» Work to do: Search the data for the string "行驶路程" and extract every line where it appears.

[Begin Task data]

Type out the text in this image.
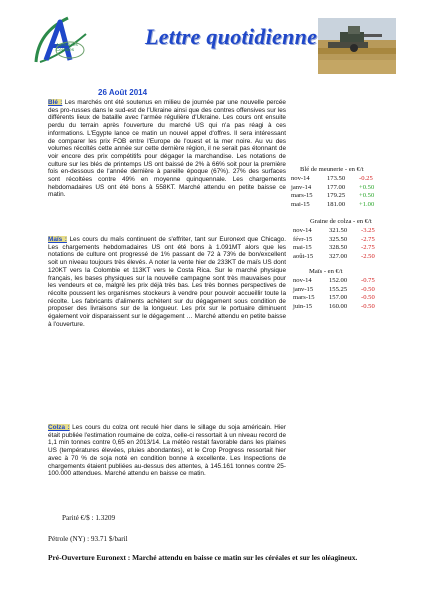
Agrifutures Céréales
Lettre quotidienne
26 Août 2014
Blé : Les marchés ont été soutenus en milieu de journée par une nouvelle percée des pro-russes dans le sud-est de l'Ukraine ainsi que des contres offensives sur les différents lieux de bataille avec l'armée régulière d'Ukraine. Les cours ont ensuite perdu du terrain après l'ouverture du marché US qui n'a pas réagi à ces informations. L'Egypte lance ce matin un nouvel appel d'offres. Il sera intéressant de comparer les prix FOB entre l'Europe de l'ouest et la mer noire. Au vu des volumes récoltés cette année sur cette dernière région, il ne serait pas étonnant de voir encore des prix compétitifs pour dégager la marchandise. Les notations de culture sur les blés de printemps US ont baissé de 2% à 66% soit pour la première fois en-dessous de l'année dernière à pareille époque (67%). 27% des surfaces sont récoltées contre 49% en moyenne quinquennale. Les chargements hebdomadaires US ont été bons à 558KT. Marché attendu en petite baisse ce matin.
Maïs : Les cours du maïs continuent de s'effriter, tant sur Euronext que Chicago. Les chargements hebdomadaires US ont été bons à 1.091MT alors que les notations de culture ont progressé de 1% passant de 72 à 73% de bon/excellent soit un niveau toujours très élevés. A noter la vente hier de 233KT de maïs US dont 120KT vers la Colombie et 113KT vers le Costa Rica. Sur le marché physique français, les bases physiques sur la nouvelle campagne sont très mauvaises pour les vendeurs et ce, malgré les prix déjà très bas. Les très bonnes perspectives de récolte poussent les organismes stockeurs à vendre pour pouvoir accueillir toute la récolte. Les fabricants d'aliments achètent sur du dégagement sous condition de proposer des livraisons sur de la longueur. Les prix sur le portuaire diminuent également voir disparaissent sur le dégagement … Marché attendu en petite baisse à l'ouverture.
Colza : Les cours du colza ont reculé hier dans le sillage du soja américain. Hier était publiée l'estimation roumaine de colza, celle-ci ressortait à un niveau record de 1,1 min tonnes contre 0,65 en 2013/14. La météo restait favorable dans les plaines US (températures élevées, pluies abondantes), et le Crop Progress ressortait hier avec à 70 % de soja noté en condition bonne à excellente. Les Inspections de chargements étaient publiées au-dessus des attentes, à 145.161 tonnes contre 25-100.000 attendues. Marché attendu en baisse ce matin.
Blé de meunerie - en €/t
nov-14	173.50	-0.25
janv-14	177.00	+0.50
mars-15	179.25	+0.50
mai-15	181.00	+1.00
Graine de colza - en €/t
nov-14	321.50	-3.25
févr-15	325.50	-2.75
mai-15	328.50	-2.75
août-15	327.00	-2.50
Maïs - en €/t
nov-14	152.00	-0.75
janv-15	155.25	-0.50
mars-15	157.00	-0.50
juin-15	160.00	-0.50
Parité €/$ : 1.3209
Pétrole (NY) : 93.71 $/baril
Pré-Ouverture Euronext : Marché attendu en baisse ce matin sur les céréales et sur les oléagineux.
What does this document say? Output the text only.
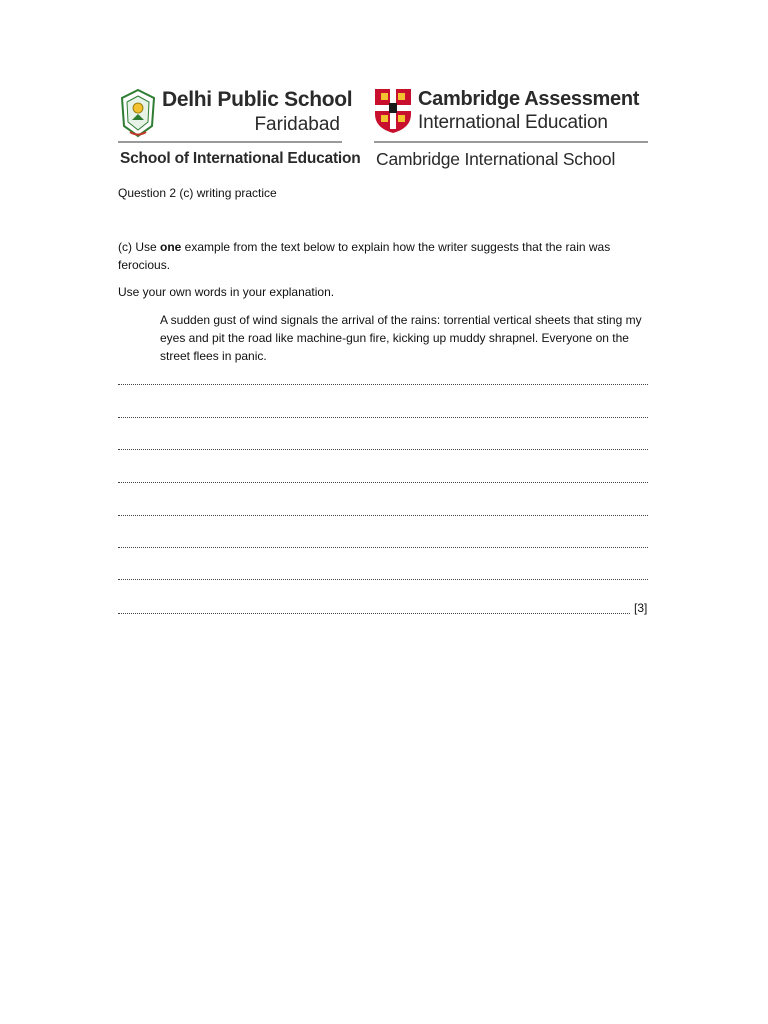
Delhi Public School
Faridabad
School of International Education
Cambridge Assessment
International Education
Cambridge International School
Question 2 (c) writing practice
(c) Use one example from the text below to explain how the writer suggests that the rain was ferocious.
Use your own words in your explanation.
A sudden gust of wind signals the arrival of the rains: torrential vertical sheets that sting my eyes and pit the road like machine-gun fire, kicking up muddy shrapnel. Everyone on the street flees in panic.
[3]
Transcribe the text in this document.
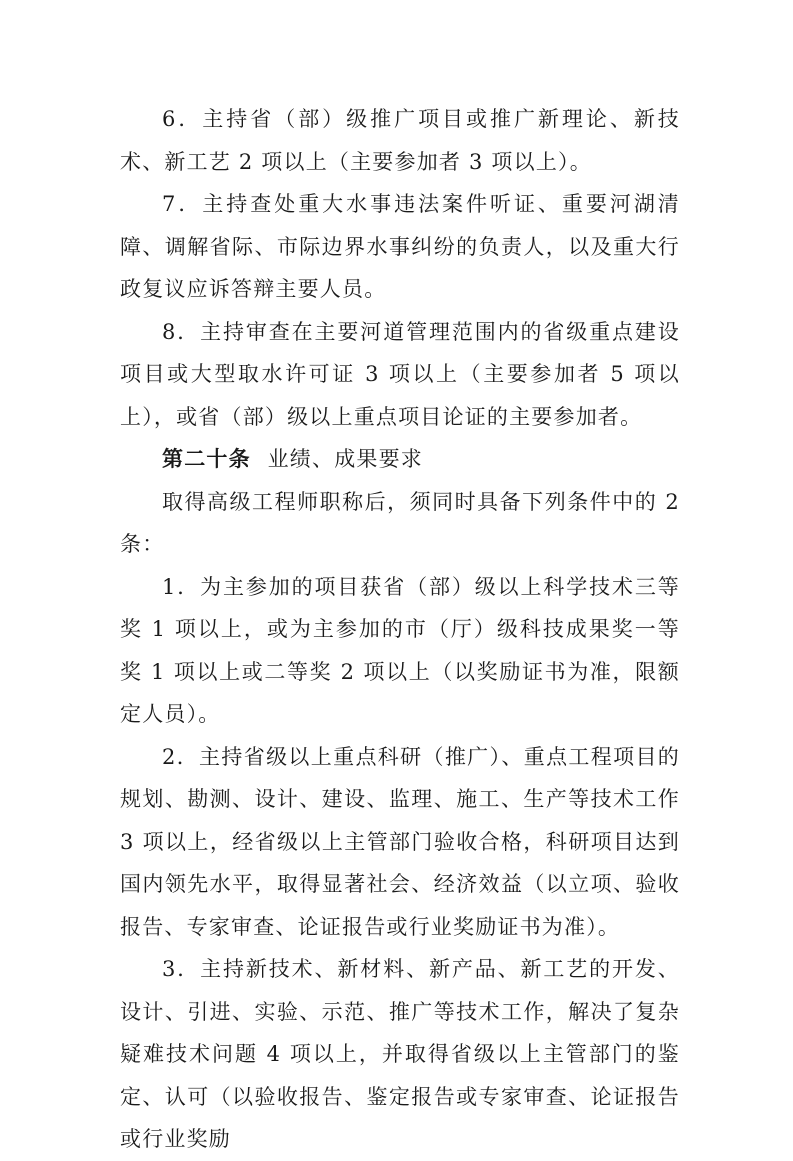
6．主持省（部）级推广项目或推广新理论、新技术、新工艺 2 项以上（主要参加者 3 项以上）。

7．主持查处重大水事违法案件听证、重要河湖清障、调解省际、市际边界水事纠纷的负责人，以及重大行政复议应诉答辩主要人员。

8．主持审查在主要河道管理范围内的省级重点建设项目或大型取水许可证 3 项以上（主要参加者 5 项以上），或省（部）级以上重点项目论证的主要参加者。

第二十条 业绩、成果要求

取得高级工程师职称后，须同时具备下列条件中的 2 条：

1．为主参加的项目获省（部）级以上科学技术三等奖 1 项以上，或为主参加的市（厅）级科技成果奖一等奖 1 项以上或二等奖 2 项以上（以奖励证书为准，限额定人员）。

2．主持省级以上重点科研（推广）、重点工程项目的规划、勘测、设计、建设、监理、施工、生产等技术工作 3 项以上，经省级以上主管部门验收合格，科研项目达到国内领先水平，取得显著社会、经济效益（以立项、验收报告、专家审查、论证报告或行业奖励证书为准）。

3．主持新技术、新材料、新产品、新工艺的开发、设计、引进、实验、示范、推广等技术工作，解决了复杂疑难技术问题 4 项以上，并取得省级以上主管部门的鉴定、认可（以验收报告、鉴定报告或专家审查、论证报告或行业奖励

[End Task data]
[Begin Task data]

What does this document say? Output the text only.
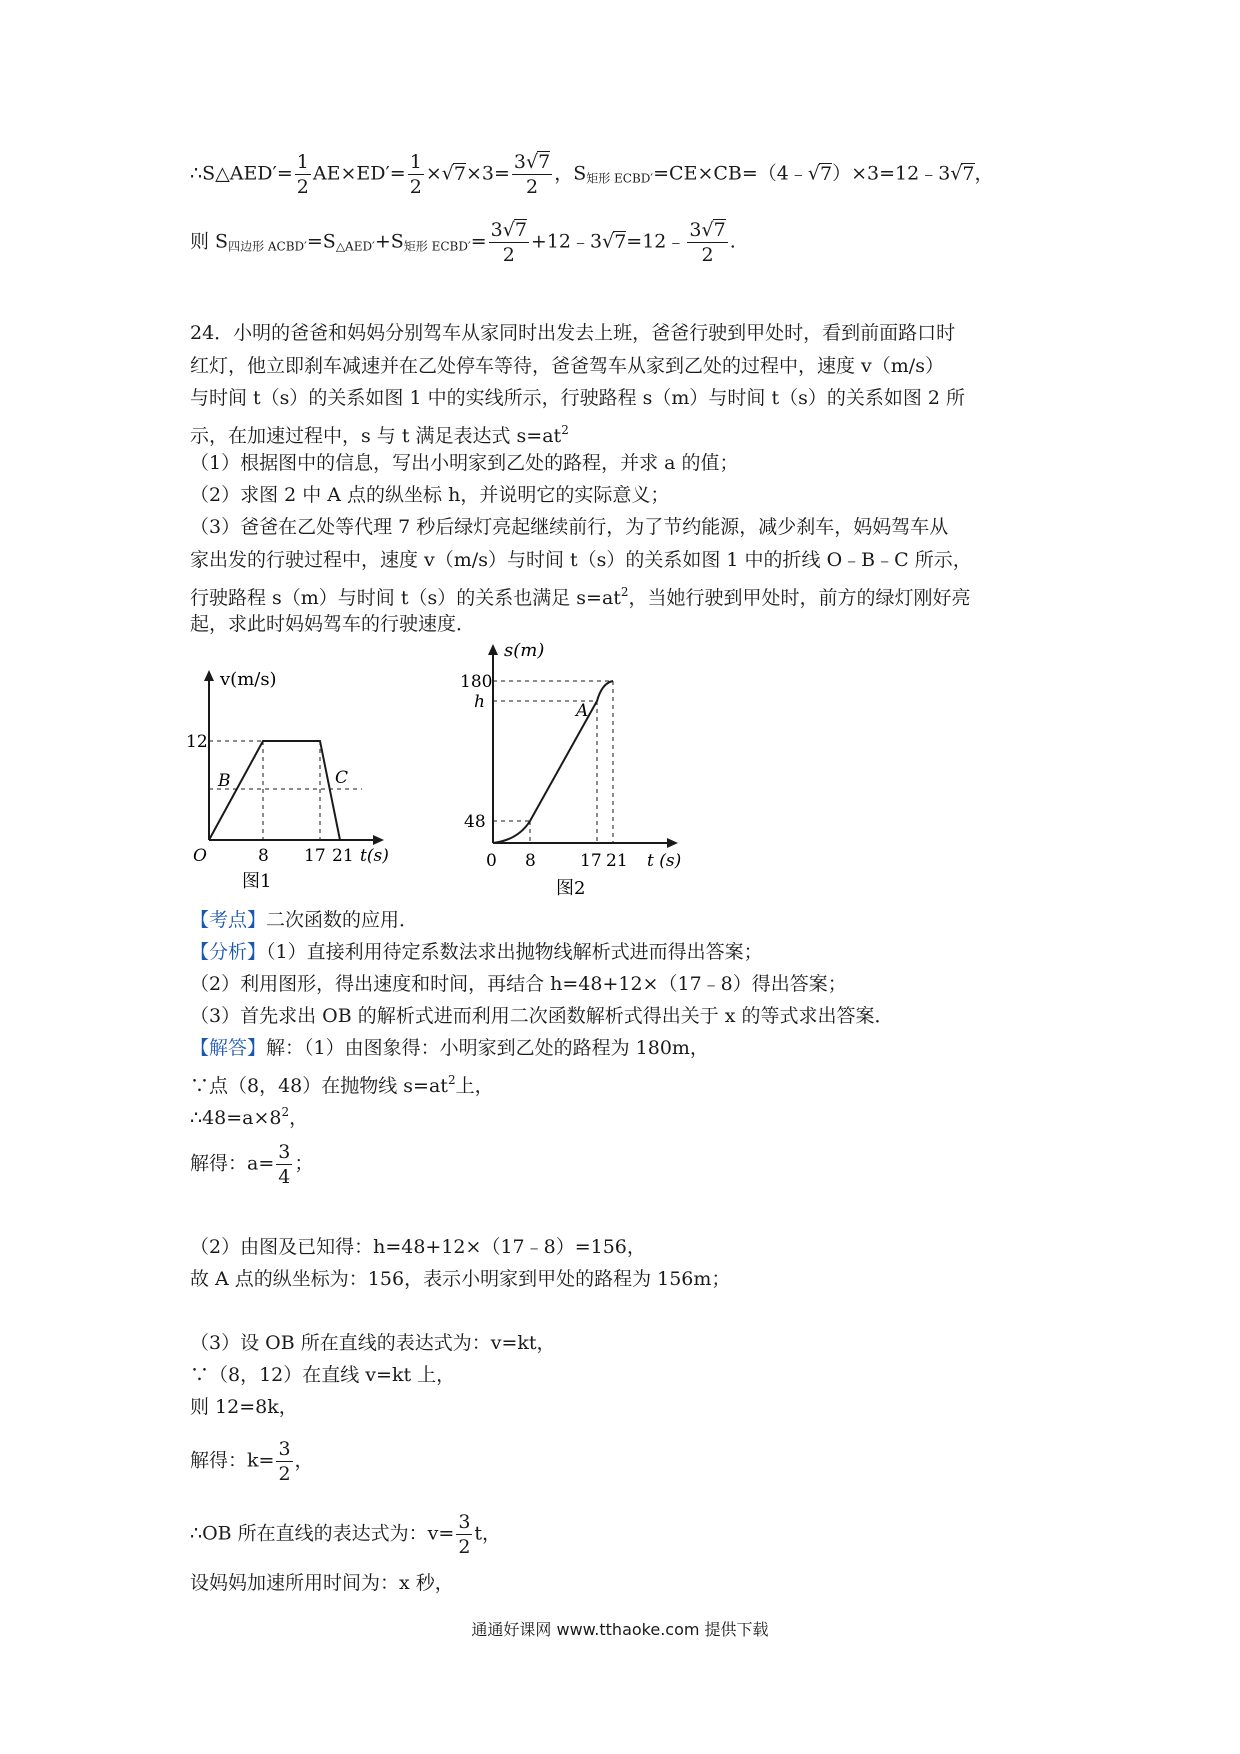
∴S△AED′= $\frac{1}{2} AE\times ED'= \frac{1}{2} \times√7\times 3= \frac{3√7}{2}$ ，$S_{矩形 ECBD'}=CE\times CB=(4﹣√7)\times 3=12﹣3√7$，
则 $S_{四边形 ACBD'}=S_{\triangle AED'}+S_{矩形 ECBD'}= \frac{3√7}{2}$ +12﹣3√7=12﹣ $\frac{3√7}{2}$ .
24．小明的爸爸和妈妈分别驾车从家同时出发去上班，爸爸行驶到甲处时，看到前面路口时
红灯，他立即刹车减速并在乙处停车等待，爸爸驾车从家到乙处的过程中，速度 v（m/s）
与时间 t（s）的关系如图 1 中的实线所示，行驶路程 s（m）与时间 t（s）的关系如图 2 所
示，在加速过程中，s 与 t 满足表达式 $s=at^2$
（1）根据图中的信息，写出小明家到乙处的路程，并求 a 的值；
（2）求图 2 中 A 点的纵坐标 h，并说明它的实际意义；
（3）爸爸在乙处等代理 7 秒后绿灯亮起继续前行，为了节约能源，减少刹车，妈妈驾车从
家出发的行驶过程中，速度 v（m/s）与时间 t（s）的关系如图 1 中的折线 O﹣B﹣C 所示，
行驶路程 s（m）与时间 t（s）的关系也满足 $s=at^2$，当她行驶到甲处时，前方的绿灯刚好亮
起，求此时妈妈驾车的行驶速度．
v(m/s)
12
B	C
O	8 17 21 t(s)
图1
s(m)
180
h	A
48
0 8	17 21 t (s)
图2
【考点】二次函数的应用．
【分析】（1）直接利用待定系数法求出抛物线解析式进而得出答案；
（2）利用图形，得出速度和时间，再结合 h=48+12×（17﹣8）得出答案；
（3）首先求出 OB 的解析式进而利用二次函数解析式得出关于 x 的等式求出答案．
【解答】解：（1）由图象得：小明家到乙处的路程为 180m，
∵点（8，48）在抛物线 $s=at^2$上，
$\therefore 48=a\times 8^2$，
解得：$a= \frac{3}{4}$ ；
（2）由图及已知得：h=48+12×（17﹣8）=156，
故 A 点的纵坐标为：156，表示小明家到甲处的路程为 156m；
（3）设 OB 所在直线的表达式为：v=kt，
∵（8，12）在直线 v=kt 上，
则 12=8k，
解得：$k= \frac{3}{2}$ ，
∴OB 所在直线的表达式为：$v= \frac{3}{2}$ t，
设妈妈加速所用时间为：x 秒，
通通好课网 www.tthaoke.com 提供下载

[End Task data]
[Begin Task data]

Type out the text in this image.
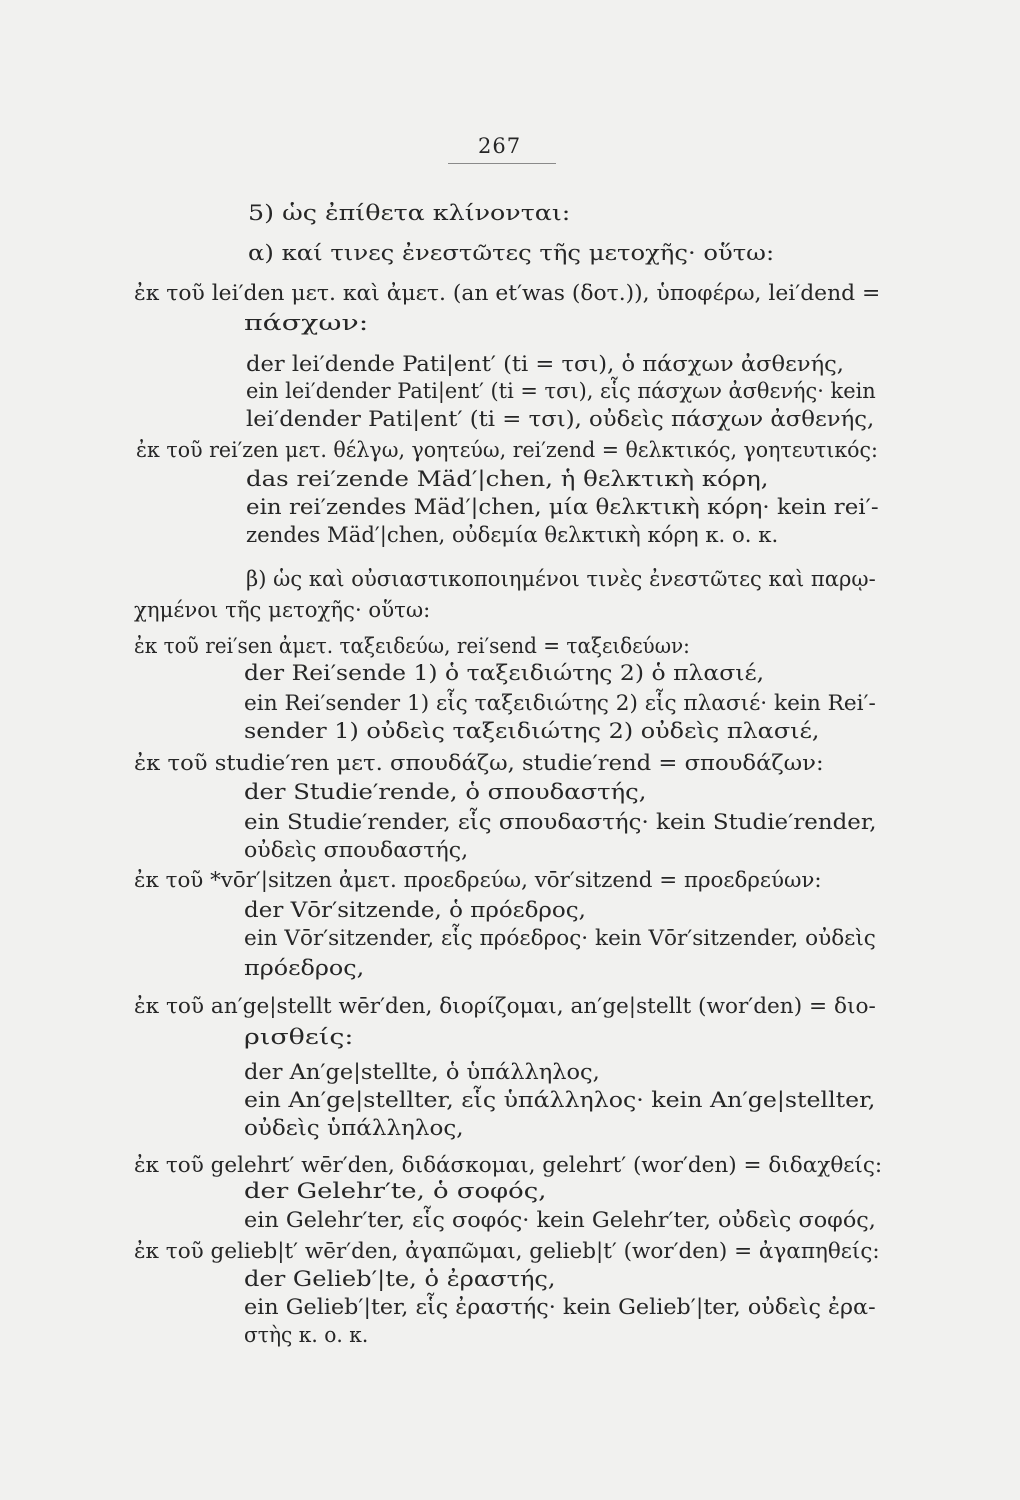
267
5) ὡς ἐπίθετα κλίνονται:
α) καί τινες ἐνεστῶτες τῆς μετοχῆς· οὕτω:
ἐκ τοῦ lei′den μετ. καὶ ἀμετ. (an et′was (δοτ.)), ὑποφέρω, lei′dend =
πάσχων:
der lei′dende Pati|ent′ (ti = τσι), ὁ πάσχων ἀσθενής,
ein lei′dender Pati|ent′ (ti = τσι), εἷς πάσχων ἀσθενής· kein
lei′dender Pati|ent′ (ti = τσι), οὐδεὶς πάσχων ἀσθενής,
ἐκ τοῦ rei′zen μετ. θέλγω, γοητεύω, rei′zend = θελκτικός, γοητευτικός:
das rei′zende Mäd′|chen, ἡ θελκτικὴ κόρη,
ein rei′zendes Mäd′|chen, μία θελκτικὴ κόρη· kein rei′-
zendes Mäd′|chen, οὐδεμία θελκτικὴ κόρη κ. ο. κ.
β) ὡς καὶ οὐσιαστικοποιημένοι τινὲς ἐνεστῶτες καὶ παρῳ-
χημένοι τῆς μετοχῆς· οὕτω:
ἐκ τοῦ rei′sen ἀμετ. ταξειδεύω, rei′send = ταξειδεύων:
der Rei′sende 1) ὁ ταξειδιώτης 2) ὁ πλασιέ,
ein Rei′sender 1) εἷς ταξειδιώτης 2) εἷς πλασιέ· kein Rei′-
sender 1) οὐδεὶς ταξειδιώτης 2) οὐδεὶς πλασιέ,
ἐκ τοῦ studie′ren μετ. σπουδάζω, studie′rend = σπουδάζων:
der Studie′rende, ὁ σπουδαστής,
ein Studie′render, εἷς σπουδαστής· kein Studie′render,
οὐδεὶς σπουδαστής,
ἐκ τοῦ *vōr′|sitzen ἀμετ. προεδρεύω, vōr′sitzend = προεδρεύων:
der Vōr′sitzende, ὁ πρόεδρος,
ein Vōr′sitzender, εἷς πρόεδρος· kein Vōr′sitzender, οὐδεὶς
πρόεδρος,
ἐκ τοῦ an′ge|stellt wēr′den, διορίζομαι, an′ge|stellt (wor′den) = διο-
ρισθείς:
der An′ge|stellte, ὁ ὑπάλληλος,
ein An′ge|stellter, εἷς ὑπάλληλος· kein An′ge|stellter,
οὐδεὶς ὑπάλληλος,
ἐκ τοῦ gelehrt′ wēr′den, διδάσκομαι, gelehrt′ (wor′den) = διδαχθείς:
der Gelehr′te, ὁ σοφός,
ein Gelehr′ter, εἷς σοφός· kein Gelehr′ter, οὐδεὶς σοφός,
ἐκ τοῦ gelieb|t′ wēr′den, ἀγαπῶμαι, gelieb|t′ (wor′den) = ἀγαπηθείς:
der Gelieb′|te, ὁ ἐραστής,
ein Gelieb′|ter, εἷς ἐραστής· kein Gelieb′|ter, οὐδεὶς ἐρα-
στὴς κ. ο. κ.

[End Task data]

» Written response:
与时间 t（s）的关系如图 1 中的实线所示，行驶路程 s（m）与时间 t（s）的关系如图 2 所
行驶路程 s（m）与时间 t（s）的关系也满足 $s=at^2$，当她行驶到甲处时，前方的绿灯刚好亮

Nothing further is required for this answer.